- _Records shown_:
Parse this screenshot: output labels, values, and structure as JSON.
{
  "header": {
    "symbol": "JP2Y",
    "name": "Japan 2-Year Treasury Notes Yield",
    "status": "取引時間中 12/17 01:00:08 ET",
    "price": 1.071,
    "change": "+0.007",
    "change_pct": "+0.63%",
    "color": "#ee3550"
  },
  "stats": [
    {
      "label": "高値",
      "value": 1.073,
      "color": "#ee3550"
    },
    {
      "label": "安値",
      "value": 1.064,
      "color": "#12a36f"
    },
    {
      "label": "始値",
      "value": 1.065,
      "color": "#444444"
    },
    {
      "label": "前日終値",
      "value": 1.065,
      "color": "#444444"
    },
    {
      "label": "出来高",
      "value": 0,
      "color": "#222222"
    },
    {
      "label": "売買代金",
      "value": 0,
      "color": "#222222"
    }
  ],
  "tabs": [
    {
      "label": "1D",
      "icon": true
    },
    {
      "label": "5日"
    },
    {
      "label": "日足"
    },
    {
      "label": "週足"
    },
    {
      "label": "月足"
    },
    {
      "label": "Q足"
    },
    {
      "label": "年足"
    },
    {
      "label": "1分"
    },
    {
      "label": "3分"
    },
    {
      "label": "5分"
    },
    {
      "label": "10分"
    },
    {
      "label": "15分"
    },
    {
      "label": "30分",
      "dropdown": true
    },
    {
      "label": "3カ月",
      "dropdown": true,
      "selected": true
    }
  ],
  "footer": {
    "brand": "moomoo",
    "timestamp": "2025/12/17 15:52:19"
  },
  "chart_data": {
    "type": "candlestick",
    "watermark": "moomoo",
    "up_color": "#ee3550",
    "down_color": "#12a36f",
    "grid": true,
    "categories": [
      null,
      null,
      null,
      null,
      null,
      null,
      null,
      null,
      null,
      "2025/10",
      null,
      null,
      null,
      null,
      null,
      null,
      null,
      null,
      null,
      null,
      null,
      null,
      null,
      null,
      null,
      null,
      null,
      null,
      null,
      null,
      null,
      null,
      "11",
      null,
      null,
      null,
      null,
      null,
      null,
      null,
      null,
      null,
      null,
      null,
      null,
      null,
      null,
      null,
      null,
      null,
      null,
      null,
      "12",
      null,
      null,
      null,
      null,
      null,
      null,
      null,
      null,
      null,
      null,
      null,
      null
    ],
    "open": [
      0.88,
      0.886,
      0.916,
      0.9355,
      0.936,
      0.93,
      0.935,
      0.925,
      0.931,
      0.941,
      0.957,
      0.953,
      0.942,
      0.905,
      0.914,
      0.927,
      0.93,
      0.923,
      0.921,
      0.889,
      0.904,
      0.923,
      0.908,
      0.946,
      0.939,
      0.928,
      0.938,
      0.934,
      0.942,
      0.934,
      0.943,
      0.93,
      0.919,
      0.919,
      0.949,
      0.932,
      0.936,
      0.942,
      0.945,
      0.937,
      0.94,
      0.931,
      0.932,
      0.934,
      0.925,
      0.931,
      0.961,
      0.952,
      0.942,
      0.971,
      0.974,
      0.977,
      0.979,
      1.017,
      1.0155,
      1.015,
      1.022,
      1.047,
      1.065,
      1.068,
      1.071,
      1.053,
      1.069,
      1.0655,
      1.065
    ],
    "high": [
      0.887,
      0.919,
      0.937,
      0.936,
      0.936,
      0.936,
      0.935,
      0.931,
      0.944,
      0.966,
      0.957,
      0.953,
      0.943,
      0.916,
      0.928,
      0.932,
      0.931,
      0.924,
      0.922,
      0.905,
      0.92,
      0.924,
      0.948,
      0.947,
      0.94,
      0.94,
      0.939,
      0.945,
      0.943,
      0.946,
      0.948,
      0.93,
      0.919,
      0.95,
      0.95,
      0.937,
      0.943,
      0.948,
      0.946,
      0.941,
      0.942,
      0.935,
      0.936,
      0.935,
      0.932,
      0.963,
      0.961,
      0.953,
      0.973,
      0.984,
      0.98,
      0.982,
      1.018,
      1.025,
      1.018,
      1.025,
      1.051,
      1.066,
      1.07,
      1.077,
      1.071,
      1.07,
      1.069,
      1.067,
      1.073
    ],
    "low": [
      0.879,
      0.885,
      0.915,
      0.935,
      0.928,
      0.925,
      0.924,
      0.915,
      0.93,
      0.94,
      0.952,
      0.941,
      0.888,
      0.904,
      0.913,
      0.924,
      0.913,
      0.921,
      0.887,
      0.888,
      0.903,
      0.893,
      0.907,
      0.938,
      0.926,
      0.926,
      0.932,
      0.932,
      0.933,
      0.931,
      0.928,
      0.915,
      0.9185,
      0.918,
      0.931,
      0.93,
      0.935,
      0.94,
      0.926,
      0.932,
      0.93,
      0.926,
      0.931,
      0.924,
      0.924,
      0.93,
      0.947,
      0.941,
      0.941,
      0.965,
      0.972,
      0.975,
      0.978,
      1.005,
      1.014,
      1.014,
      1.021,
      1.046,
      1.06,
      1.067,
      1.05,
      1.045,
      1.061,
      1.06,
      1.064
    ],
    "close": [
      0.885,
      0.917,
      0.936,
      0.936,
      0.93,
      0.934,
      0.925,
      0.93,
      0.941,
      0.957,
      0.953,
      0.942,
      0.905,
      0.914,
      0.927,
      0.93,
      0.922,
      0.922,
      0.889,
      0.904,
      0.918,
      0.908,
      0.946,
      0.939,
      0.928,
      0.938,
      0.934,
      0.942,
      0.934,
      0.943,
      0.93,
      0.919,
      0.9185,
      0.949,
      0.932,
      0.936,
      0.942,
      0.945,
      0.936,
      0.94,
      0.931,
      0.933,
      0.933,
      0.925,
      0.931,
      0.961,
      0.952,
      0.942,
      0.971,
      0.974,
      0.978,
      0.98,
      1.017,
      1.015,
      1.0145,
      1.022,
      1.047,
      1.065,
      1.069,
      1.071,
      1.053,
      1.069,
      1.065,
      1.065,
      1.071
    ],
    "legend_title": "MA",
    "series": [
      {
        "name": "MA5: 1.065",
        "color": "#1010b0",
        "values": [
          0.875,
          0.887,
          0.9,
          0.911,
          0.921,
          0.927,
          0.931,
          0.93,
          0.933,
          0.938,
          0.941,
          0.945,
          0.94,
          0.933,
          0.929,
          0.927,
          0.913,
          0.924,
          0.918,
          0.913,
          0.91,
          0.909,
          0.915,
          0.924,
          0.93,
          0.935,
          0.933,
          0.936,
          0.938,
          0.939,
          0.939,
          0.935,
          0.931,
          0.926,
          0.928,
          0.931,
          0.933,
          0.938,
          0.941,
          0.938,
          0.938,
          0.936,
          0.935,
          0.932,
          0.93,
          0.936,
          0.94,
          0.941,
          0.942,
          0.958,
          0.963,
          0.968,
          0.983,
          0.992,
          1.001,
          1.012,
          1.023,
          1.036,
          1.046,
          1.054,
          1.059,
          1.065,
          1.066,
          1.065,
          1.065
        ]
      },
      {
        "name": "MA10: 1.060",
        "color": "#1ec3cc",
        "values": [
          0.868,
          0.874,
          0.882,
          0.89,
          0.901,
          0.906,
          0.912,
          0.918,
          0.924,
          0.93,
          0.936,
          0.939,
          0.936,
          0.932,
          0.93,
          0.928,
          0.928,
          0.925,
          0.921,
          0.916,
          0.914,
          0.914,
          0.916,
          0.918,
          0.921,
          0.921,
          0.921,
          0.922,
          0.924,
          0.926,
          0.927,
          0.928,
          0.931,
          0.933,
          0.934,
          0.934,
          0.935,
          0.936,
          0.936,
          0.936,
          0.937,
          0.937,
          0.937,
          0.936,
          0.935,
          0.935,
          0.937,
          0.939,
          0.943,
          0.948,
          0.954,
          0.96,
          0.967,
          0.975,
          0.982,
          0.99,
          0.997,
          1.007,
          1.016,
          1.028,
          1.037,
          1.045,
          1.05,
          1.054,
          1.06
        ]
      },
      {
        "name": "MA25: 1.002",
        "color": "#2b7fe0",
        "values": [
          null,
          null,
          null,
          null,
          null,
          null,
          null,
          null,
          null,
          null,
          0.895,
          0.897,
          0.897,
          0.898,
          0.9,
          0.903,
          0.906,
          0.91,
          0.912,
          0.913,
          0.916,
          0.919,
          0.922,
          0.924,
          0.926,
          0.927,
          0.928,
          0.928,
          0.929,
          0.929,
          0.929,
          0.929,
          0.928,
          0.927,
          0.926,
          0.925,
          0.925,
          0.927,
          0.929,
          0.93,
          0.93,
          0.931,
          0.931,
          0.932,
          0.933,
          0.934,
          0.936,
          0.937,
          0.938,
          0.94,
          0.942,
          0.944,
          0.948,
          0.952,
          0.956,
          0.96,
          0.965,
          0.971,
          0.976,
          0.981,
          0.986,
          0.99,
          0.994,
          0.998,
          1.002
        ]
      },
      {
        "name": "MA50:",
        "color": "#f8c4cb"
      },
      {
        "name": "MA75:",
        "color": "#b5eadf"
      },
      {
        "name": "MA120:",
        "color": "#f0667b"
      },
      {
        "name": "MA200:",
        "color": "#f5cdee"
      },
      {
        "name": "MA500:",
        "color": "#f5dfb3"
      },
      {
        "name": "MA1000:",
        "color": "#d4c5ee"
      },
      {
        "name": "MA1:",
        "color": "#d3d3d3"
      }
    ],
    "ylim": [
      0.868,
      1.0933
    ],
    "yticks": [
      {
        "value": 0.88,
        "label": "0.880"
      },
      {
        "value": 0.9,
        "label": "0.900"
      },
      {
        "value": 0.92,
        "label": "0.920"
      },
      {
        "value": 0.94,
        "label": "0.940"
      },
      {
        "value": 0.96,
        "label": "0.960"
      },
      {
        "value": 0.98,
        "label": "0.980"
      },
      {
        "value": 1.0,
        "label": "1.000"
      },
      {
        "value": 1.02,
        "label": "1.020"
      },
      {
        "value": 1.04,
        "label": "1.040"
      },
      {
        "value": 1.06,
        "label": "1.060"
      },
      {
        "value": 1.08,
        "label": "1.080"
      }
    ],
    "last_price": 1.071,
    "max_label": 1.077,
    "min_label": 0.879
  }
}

- _What you need to do_: Tally every line of the data that holds the word "true" and write the count alone.

- _Answer to this problem_: 5